TASK TO COMPLETE: Repeat each entry as written, dropping any picture you find.

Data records
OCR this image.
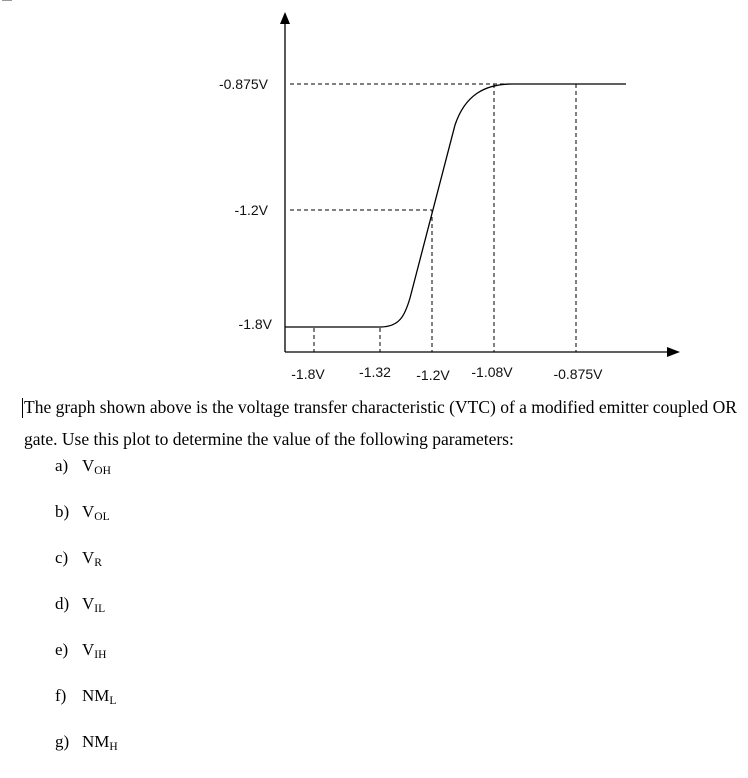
-0.875V
-1.2V
-1.8V
-1.8V -1.32 -1.2V -1.08V	-0.875V
The graph shown above is the voltage transfer characteristic (VTC) of a modified emitter coupled OR gate. Use this plot to determine the value of the following parameters:
a) $V_{OH}$
b) $V_{OL}$
c) $V_R$
d) $V_{IL}$
e) $V_{IH}$
f) $NM_L$
g) $NM_H$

WRITTEN RESPONSE:
OCR this image.
-0.875V
-1.2V
-1.8V
-1.8V -1.32 -1.2V -1.08V	-0.875V
The graph shown above is the voltage transfer characteristic (VTC) of a modified emitter coupled OR gate. Use this plot to determine the value of the following parameters:
a) $V_{OH}$
b) $V_{OL}$
c) $V_R$
d) $V_{IL}$
e) $V_{IH}$
f) $NM_L$
g) $NM_H$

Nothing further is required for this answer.